■ Material

↓

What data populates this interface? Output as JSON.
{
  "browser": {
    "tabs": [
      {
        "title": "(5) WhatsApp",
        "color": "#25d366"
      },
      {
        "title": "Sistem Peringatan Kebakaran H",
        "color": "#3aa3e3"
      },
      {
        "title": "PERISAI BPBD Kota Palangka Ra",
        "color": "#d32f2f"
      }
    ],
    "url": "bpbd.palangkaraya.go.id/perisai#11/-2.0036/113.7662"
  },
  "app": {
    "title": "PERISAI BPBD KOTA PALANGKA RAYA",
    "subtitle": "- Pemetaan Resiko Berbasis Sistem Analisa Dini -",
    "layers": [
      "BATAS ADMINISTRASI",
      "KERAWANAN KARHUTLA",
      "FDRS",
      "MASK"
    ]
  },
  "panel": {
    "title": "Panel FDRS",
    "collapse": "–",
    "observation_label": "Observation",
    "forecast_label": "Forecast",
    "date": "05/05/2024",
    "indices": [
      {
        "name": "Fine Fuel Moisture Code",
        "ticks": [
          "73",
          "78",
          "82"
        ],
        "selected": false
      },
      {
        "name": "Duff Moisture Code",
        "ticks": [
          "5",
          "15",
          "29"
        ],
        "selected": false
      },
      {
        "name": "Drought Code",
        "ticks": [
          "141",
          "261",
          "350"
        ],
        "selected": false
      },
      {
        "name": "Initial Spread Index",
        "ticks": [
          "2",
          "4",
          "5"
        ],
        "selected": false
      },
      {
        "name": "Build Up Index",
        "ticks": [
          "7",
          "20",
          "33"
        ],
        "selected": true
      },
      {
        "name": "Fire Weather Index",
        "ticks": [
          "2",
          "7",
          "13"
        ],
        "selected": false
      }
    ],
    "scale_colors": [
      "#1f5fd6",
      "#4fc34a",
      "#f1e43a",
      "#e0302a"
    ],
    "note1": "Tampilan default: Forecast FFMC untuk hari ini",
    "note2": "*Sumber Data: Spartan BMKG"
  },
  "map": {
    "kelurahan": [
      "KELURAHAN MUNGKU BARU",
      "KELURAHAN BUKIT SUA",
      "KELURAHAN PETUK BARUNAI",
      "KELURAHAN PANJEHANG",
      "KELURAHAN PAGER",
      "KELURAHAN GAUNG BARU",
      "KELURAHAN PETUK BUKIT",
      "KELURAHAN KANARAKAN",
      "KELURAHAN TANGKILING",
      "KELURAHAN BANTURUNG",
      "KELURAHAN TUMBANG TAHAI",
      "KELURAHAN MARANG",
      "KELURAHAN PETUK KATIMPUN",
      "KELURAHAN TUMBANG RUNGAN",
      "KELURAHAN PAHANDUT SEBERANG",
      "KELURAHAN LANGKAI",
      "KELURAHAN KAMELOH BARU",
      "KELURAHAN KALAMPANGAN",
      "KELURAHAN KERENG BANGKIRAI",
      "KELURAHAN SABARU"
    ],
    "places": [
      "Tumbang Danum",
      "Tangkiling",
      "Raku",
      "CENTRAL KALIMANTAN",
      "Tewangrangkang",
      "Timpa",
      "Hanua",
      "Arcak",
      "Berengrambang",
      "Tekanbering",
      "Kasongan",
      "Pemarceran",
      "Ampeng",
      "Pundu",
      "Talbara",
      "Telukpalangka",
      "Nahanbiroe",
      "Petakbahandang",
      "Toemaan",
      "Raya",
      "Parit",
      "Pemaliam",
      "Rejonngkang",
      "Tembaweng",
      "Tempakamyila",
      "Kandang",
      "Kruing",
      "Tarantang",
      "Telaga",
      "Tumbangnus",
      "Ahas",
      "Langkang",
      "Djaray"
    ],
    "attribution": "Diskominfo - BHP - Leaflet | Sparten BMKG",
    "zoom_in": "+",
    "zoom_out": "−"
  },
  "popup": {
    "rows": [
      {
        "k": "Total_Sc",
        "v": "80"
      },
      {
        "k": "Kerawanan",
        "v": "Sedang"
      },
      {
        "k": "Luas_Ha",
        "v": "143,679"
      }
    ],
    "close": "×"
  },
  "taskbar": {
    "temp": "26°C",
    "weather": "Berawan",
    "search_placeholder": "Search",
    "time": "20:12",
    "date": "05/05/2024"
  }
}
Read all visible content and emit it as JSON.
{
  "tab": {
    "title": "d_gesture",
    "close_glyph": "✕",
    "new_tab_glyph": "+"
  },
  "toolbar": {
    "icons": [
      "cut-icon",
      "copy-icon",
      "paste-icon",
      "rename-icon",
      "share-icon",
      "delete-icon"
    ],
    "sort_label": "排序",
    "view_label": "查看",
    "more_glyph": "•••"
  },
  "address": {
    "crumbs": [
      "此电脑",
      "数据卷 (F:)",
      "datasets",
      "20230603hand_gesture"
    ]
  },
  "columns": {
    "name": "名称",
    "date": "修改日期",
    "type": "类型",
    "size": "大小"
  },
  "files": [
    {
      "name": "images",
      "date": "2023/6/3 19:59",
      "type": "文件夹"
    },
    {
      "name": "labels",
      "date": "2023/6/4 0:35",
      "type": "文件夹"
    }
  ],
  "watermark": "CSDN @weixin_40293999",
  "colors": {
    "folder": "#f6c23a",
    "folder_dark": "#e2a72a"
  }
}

↑

■ Task details
Pull every line containing the word "Sistem" out of the material.

■ Completed exercise
        "title": "Sistem Peringatan Kebakaran H",
    "subtitle": "- Pemetaan Resiko Berbasis Sistem Analisa Dini -",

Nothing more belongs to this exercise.